--- REQUIREMENT ---
Output the records exactly as they appear, with no pictures included.

Stored data
— start —
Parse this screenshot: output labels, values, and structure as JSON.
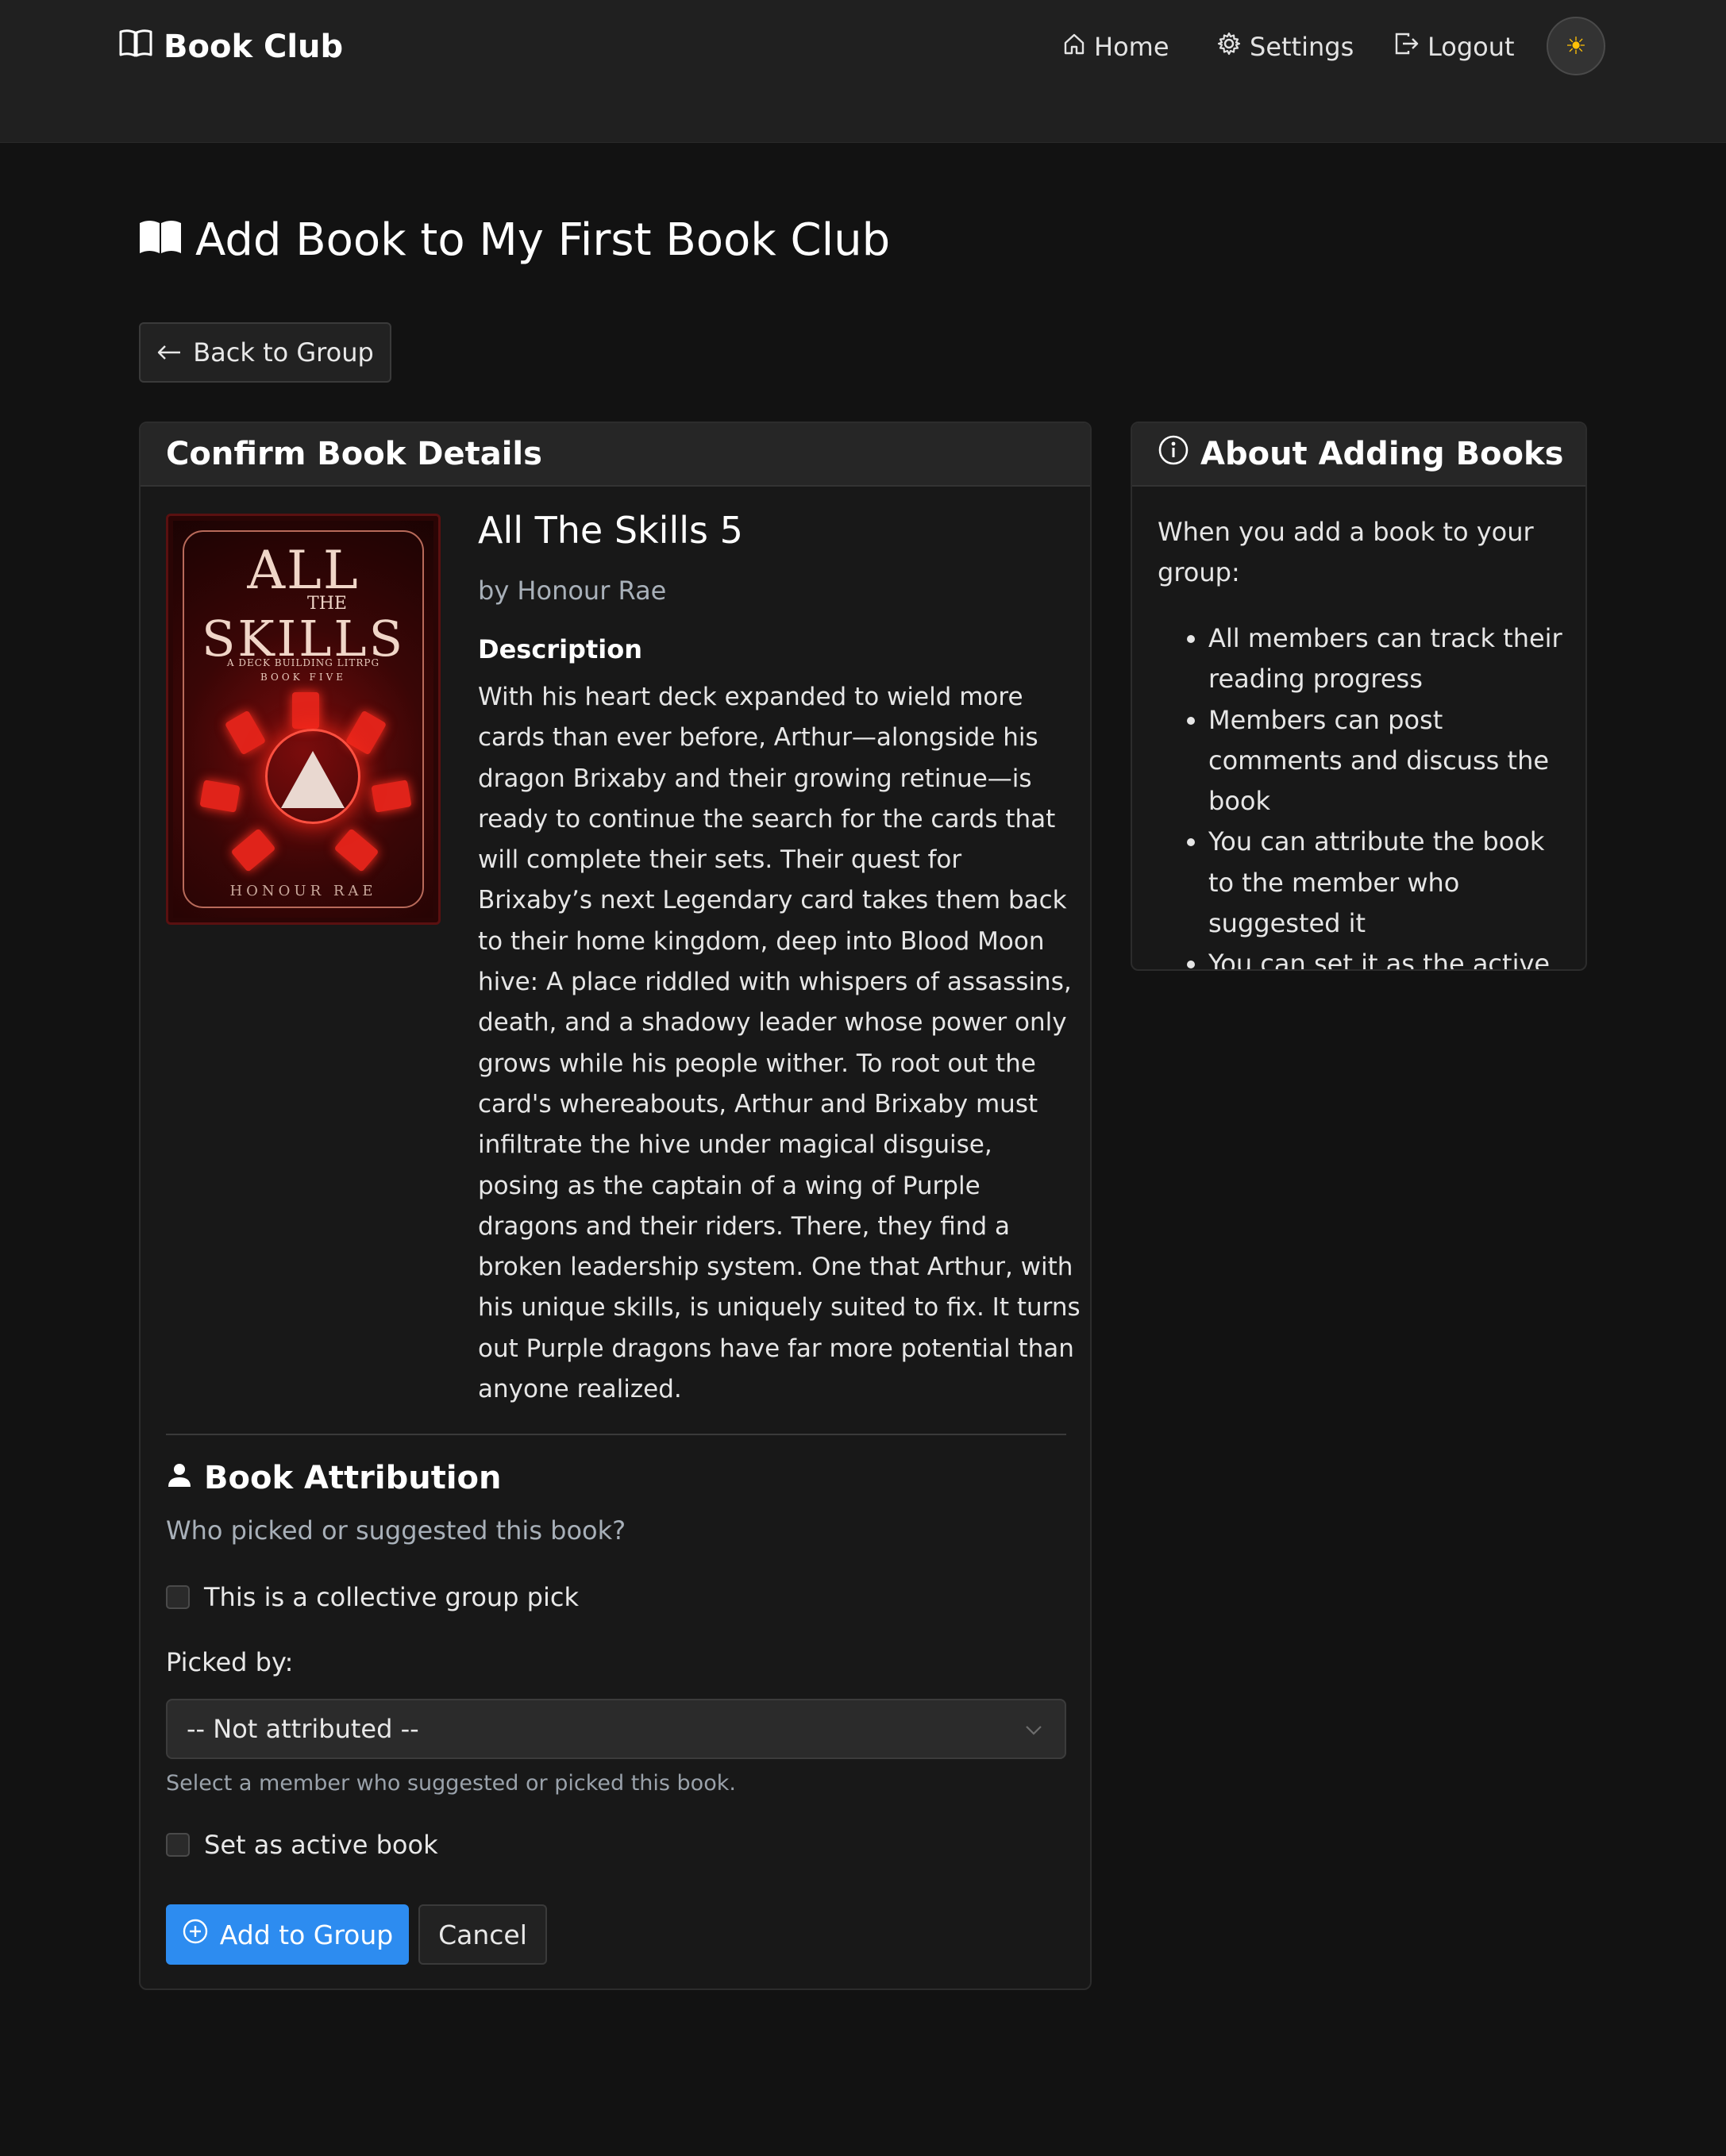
{
  "nav": {
    "brand": "Book Club",
    "home": "Home",
    "settings": "Settings",
    "logout": "Logout",
    "theme_icon": "sun-icon"
  },
  "page": {
    "title": "Add Book to My First Book Club",
    "back_label": "Back to Group"
  },
  "confirm_card": {
    "header": "Confirm Book Details",
    "book": {
      "title": "All The Skills 5",
      "author": "by Honour Rae",
      "cover": {
        "line1": "ALL",
        "line2": "THE",
        "line3": "SKILLS",
        "subtitle": "A DECK BUILDING LITRPG",
        "book_no": "BOOK FIVE",
        "author": "HONOUR RAE"
      },
      "description_heading": "Description",
      "description": "With his heart deck expanded to wield more cards than ever before, Arthur—alongside his dragon Brixaby and their growing retinue—is ready to continue the search for the cards that will complete their sets. Their quest for Brixaby’s next Legendary card takes them back to their home kingdom, deep into Blood Moon hive: A place riddled with whispers of assassins, death, and a shadowy leader whose power only grows while his people wither. To root out the card's whereabouts, Arthur and Brixaby must infiltrate the hive under magical disguise, posing as the captain of a wing of Purple dragons and their riders. There, they find a broken leadership system. One that Arthur, with his unique skills, is uniquely suited to fix. It turns out Purple dragons have far more potential than anyone realized."
    },
    "attribution": {
      "heading": "Book Attribution",
      "subheading": "Who picked or suggested this book?",
      "collective_label": "This is a collective group pick",
      "collective_checked": false,
      "picked_by_label": "Picked by:",
      "picked_by_value": "-- Not attributed --",
      "help_text": "Select a member who suggested or picked this book.",
      "active_label": "Set as active book",
      "active_checked": false
    },
    "add_label": "Add to Group",
    "cancel_label": "Cancel"
  },
  "side_card": {
    "header": "About Adding Books",
    "intro": "When you add a book to your group:",
    "items": [
      "All members can track their reading progress",
      "Members can post comments and discuss the book",
      "You can attribute the book to the member who suggested it",
      "You can set it as the active book for the group"
    ]
  },
  "colors": {
    "background": "#121212",
    "navbar": "#202020",
    "card": "#181818",
    "primary": "#2d8cf0",
    "theme_icon": "#ffc107"
  }
}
— end —
--- TASK OUTPUT ---
Parse this screenshot: output labels, values, and structure as JSON.
{
  "nav": {
    "brand": "Book Club",
    "home": "Home",
    "settings": "Settings",
    "logout": "Logout",
    "theme_icon": "sun-icon"
  },
  "page": {
    "title": "Add Book to My First Book Club",
    "back_label": "Back to Group"
  },
  "confirm_card": {
    "header": "Confirm Book Details",
    "book": {
      "title": "All The Skills 5",
      "author": "by Honour Rae",
      "cover": {
        "line1": "ALL",
        "line2": "THE",
        "line3": "SKILLS",
        "subtitle": "A DECK BUILDING LITRPG",
        "book_no": "BOOK FIVE",
        "author": "HONOUR RAE"
      },
      "description_heading": "Description",
      "description": "With his heart deck expanded to wield more cards than ever before, Arthur—alongside his dragon Brixaby and their growing retinue—is ready to continue the search for the cards that will complete their sets. Their quest for Brixaby’s next Legendary card takes them back to their home kingdom, deep into Blood Moon hive: A place riddled with whispers of assassins, death, and a shadowy leader whose power only grows while his people wither. To root out the card's whereabouts, Arthur and Brixaby must infiltrate the hive under magical disguise, posing as the captain of a wing of Purple dragons and their riders. There, they find a broken leadership system. One that Arthur, with his unique skills, is uniquely suited to fix. It turns out Purple dragons have far more potential than anyone realized."
    },
    "attribution": {
      "heading": "Book Attribution",
      "subheading": "Who picked or suggested this book?",
      "collective_label": "This is a collective group pick",
      "collective_checked": false,
      "picked_by_label": "Picked by:",
      "picked_by_value": "-- Not attributed --",
      "help_text": "Select a member who suggested or picked this book.",
      "active_label": "Set as active book",
      "active_checked": false
    },
    "add_label": "Add to Group",
    "cancel_label": "Cancel"
  },
  "side_card": {
    "header": "About Adding Books",
    "intro": "When you add a book to your group:",
    "items": [
      "All members can track their reading progress",
      "Members can post comments and discuss the book",
      "You can attribute the book to the member who suggested it",
      "You can set it as the active book for the group"
    ]
  },
  "colors": {
    "background": "#121212",
    "navbar": "#202020",
    "card": "#181818",
    "primary": "#2d8cf0",
    "theme_icon": "#ffc107"
  }
}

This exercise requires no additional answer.